### EXERCISE PROMPT
Restate each of the lines given below, word for word.

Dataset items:
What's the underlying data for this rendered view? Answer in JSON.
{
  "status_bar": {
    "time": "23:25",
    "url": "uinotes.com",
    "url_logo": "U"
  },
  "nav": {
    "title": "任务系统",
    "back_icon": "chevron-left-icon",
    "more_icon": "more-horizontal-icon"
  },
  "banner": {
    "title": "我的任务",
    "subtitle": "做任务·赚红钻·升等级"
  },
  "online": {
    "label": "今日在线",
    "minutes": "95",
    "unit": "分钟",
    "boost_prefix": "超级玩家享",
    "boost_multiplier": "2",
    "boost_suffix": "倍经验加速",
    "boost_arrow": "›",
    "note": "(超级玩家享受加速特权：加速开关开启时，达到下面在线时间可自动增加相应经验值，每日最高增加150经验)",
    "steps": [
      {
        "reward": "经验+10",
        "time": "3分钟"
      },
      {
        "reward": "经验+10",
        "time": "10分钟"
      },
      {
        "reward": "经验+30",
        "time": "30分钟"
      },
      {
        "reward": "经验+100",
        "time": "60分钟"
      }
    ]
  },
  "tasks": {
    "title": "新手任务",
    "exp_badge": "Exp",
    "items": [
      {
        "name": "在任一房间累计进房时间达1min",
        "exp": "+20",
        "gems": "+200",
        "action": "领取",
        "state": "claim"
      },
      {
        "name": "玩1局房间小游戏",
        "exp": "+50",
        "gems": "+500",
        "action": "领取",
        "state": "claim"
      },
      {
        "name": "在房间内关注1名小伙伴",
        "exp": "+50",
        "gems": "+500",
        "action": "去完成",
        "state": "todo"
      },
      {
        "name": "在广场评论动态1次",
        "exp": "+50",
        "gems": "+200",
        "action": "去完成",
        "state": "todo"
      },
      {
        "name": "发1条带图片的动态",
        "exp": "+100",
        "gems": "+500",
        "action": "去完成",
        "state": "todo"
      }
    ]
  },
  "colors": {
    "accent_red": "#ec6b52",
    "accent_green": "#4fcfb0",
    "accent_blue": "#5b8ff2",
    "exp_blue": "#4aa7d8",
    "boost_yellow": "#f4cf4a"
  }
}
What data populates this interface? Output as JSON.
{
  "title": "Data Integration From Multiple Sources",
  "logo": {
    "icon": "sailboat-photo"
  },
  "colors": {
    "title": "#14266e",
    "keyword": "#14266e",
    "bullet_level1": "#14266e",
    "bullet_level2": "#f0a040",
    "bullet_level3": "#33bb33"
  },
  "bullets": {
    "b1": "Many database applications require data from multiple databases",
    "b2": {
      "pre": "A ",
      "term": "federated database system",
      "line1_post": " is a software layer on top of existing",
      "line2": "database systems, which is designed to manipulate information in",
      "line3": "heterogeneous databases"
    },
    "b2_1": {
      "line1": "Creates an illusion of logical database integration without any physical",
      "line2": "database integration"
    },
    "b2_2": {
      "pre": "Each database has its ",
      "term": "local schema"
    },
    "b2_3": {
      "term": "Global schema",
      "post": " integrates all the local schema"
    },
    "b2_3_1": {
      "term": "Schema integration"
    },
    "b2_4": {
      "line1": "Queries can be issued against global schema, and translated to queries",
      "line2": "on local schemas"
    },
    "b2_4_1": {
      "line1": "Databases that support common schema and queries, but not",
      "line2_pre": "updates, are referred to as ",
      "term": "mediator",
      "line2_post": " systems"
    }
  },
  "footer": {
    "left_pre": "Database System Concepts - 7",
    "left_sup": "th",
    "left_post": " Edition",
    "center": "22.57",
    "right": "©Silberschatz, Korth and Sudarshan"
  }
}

### COMPLETE ANSWER
What's the underlying data for this rendered view? Answer in JSON.
{
  "status_bar": {
    "time": "23:25",
    "url": "uinotes.com",
    "url_logo": "U"
  },
  "nav": {
    "title": "任务系统",
    "back_icon": "chevron-left-icon",
    "more_icon": "more-horizontal-icon"
  },
  "banner": {
    "title": "我的任务",
    "subtitle": "做任务·赚红钻·升等级"
  },
  "online": {
    "label": "今日在线",
    "minutes": "95",
    "unit": "分钟",
    "boost_prefix": "超级玩家享",
    "boost_multiplier": "2",
    "boost_suffix": "倍经验加速",
    "boost_arrow": "›",
    "note": "(超级玩家享受加速特权：加速开关开启时，达到下面在线时间可自动增加相应经验值，每日最高增加150经验)",
    "steps": [
      {
        "reward": "经验+10",
        "time": "3分钟"
      },
      {
        "reward": "经验+10",
        "time": "10分钟"
      },
      {
        "reward": "经验+30",
        "time": "30分钟"
      },
      {
        "reward": "经验+100",
        "time": "60分钟"
      }
    ]
  },
  "tasks": {
    "title": "新手任务",
    "exp_badge": "Exp",
    "items": [
      {
        "name": "在任一房间累计进房时间达1min",
        "exp": "+20",
        "gems": "+200",
        "action": "领取",
        "state": "claim"
      },
      {
        "name": "玩1局房间小游戏",
        "exp": "+50",
        "gems": "+500",
        "action": "领取",
        "state": "claim"
      },
      {
        "name": "在房间内关注1名小伙伴",
        "exp": "+50",
        "gems": "+500",
        "action": "去完成",
        "state": "todo"
      },
      {
        "name": "在广场评论动态1次",
        "exp": "+50",
        "gems": "+200",
        "action": "去完成",
        "state": "todo"
      },
      {
        "name": "发1条带图片的动态",
        "exp": "+100",
        "gems": "+500",
        "action": "去完成",
        "state": "todo"
      }
    ]
  },
  "colors": {
    "accent_red": "#ec6b52",
    "accent_green": "#4fcfb0",
    "accent_blue": "#5b8ff2",
    "exp_blue": "#4aa7d8",
    "boost_yellow": "#f4cf4a"
  }
}
What data populates this interface? Output as JSON.
{
  "title": "Data Integration From Multiple Sources",
  "logo": {
    "icon": "sailboat-photo"
  },
  "colors": {
    "title": "#14266e",
    "keyword": "#14266e",
    "bullet_level1": "#14266e",
    "bullet_level2": "#f0a040",
    "bullet_level3": "#33bb33"
  },
  "bullets": {
    "b1": "Many database applications require data from multiple databases",
    "b2": {
      "pre": "A ",
      "term": "federated database system",
      "line1_post": " is a software layer on top of existing",
      "line2": "database systems, which is designed to manipulate information in",
      "line3": "heterogeneous databases"
    },
    "b2_1": {
      "line1": "Creates an illusion of logical database integration without any physical",
      "line2": "database integration"
    },
    "b2_2": {
      "pre": "Each database has its ",
      "term": "local schema"
    },
    "b2_3": {
      "term": "Global schema",
      "post": " integrates all the local schema"
    },
    "b2_3_1": {
      "term": "Schema integration"
    },
    "b2_4": {
      "line1": "Queries can be issued against global schema, and translated to queries",
      "line2": "on local schemas"
    },
    "b2_4_1": {
      "line1": "Databases that support common schema and queries, but not",
      "line2_pre": "updates, are referred to as ",
      "term": "mediator",
      "line2_post": " systems"
    }
  },
  "footer": {
    "left_pre": "Database System Concepts - 7",
    "left_sup": "th",
    "left_post": " Edition",
    "center": "22.57",
    "right": "©Silberschatz, Korth and Sudarshan"
  }
}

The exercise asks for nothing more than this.